Start of STORED RECORDS
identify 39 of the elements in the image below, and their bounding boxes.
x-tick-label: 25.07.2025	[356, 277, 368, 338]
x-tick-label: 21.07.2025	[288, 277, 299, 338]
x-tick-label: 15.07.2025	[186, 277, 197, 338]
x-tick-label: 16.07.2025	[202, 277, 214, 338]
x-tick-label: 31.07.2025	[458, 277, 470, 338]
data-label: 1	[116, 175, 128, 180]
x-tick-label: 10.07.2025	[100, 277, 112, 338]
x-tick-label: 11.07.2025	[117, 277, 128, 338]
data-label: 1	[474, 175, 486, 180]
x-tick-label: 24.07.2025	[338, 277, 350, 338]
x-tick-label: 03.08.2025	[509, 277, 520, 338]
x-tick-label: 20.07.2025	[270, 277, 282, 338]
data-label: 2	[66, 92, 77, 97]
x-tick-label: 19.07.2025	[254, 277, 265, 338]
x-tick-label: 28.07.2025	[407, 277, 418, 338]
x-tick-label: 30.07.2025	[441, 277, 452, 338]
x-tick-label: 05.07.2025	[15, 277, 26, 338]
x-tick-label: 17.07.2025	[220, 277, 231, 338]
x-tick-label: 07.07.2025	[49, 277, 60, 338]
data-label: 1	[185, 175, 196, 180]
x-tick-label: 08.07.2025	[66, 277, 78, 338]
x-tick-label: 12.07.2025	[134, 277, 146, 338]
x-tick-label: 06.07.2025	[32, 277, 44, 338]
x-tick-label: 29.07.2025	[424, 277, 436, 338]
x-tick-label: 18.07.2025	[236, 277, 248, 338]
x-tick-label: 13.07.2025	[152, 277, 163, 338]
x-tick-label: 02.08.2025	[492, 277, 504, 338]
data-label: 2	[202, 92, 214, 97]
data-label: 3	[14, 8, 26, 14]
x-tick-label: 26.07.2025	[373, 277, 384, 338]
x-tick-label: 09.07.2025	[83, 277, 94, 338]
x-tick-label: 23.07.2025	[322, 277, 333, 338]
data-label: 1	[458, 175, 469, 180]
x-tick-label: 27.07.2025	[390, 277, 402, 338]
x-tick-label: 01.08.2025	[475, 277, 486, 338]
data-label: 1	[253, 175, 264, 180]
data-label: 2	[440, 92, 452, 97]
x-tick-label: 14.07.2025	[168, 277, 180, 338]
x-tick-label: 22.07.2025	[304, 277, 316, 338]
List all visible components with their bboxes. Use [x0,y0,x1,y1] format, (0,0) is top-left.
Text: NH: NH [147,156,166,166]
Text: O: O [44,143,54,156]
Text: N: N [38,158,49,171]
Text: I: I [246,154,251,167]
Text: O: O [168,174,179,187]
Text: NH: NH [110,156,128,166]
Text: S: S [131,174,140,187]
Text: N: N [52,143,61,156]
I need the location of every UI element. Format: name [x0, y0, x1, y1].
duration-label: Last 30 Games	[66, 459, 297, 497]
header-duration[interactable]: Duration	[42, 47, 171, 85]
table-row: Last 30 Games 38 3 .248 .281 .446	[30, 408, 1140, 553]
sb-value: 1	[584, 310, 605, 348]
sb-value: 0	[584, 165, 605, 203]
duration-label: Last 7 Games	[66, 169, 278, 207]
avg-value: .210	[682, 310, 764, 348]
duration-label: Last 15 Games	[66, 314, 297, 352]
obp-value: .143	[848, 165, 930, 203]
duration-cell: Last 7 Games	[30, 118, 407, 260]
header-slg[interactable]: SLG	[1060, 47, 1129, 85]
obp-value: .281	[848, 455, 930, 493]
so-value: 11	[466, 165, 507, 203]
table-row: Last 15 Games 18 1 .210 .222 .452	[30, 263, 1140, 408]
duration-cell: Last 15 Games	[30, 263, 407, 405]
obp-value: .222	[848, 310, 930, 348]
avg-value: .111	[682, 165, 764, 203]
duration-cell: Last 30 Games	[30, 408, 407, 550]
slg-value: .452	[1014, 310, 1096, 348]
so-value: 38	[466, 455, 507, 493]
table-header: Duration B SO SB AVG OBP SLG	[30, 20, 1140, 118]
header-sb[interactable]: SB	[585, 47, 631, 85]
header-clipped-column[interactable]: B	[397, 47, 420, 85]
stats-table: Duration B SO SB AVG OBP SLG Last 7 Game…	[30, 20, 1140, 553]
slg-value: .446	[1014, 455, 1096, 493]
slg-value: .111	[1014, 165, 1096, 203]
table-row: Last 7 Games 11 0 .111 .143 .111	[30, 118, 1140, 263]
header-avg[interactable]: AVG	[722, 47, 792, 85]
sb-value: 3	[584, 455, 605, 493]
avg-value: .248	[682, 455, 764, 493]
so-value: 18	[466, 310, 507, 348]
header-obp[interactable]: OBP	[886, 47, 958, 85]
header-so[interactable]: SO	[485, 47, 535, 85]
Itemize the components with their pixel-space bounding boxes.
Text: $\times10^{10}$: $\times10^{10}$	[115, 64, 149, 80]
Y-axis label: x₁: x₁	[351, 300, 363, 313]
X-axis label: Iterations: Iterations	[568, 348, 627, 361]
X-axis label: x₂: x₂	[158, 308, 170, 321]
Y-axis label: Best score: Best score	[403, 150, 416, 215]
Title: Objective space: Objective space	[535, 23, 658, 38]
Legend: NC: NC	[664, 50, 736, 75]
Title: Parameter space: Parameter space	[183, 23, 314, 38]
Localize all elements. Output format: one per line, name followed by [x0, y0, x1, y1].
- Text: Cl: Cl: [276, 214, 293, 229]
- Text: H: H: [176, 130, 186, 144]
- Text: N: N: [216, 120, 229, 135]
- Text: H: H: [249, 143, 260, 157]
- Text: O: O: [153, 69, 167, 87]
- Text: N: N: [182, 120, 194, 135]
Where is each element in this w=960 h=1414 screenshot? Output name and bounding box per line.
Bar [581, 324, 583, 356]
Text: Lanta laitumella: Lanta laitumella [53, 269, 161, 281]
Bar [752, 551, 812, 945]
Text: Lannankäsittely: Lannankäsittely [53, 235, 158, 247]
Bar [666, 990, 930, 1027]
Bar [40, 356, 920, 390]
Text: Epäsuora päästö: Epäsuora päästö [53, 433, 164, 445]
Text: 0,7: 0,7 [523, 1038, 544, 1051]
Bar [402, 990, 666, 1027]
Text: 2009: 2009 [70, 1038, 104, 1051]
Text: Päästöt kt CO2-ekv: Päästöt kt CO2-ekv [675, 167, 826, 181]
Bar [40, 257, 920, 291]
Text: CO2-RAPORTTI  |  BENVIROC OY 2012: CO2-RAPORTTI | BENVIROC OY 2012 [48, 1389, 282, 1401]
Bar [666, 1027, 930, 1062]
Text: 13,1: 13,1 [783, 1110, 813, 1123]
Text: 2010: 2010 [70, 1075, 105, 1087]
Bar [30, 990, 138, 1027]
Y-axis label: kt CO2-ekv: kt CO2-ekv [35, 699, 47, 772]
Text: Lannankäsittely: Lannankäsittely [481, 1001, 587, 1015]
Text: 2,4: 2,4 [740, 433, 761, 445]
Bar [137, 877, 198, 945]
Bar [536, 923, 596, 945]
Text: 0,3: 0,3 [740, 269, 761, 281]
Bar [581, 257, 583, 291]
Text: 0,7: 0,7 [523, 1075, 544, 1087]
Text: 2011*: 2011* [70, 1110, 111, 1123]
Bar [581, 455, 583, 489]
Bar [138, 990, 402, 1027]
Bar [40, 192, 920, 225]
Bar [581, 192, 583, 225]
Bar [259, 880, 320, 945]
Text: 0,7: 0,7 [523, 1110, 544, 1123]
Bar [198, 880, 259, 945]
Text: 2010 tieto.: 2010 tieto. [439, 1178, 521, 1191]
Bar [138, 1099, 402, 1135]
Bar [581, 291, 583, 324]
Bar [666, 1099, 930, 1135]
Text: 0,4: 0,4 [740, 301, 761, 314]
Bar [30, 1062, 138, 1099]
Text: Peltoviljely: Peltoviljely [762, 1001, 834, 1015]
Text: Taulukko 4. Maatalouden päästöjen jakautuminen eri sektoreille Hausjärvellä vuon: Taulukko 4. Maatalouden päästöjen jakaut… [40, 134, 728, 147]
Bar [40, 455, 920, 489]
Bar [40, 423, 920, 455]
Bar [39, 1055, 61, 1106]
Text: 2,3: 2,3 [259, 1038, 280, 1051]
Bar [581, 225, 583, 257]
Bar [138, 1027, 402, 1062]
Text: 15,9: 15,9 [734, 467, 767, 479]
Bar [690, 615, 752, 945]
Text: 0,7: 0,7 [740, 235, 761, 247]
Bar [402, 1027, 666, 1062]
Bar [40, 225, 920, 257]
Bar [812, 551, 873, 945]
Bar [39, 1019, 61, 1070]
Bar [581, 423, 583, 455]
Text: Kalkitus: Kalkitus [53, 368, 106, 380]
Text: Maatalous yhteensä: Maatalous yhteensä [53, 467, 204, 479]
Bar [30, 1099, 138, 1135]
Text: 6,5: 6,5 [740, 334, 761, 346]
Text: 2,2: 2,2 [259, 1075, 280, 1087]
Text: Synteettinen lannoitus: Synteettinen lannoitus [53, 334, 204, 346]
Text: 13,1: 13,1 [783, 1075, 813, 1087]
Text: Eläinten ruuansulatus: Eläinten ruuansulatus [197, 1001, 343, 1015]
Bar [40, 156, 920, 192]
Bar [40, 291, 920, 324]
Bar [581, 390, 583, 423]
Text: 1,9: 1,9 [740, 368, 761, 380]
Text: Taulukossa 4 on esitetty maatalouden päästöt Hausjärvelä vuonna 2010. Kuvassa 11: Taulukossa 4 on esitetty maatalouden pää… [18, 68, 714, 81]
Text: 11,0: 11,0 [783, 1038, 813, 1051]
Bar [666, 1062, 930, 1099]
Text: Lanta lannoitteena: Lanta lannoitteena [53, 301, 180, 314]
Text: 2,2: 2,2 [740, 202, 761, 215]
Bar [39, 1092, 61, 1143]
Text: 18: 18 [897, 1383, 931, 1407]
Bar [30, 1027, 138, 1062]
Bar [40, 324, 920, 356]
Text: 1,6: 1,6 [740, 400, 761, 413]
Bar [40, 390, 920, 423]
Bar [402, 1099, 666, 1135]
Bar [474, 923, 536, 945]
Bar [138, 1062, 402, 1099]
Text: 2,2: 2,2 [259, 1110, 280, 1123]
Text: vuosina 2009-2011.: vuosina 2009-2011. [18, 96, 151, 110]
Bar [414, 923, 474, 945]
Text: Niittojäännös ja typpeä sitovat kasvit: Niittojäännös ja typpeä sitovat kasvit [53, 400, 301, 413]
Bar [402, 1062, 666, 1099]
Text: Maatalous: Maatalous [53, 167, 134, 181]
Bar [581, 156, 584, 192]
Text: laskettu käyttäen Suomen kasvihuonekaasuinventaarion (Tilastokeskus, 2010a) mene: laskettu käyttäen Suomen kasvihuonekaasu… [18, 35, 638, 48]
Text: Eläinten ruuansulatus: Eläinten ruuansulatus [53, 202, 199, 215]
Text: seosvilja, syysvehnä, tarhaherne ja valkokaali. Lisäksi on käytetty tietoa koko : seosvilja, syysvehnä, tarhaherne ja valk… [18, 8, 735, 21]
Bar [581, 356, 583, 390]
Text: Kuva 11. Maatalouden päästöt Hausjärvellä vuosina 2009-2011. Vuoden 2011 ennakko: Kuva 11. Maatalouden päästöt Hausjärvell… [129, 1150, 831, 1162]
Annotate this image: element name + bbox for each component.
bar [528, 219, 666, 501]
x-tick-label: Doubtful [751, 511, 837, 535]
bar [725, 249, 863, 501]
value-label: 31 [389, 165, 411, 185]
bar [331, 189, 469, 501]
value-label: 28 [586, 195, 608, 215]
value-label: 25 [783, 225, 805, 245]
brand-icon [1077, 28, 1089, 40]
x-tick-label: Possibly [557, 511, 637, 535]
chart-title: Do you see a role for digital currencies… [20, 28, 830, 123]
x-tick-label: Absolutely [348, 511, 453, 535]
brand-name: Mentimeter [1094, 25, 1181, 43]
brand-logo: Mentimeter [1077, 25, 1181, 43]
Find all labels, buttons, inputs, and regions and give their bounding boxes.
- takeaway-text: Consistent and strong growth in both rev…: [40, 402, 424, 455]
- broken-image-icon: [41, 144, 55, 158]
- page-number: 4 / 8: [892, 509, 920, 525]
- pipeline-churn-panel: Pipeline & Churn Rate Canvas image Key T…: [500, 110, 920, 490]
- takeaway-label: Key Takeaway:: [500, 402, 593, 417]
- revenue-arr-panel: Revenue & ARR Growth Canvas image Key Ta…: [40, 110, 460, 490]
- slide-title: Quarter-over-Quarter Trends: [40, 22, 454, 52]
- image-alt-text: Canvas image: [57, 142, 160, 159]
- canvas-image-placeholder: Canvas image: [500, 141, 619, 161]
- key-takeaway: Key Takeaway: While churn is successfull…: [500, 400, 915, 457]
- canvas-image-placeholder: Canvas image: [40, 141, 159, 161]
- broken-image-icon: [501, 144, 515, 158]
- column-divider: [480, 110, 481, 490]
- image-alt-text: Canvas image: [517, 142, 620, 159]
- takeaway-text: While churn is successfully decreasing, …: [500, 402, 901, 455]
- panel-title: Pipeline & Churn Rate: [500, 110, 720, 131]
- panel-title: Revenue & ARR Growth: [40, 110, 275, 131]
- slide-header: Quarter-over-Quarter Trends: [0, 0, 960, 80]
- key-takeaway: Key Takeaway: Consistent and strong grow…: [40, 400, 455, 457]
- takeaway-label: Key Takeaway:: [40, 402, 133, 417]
End of STORED RECORDS
§ **WHAT TO DO**
Return the lines of the listing above, copied verbatim, from the first line through the line that contains "175, 196, 180]", including both of those lines.

§ **THE OUTPUT**
identify 39 of the elements in the image below, and their bounding boxes.
x-tick-label: 25.07.2025	[356, 277, 368, 338]
x-tick-label: 21.07.2025	[288, 277, 299, 338]
x-tick-label: 15.07.2025	[186, 277, 197, 338]
x-tick-label: 16.07.2025	[202, 277, 214, 338]
x-tick-label: 31.07.2025	[458, 277, 470, 338]
data-label: 1	[116, 175, 128, 180]
x-tick-label: 10.07.2025	[100, 277, 112, 338]
x-tick-label: 11.07.2025	[117, 277, 128, 338]
data-label: 1	[474, 175, 486, 180]
x-tick-label: 24.07.2025	[338, 277, 350, 338]
x-tick-label: 03.08.2025	[509, 277, 520, 338]
x-tick-label: 20.07.2025	[270, 277, 282, 338]
data-label: 2	[66, 92, 77, 97]
x-tick-label: 19.07.2025	[254, 277, 265, 338]
x-tick-label: 28.07.2025	[407, 277, 418, 338]
x-tick-label: 30.07.2025	[441, 277, 452, 338]
x-tick-label: 05.07.2025	[15, 277, 26, 338]
x-tick-label: 17.07.2025	[220, 277, 231, 338]
x-tick-label: 07.07.2025	[49, 277, 60, 338]
data-label: 1	[185, 175, 196, 180]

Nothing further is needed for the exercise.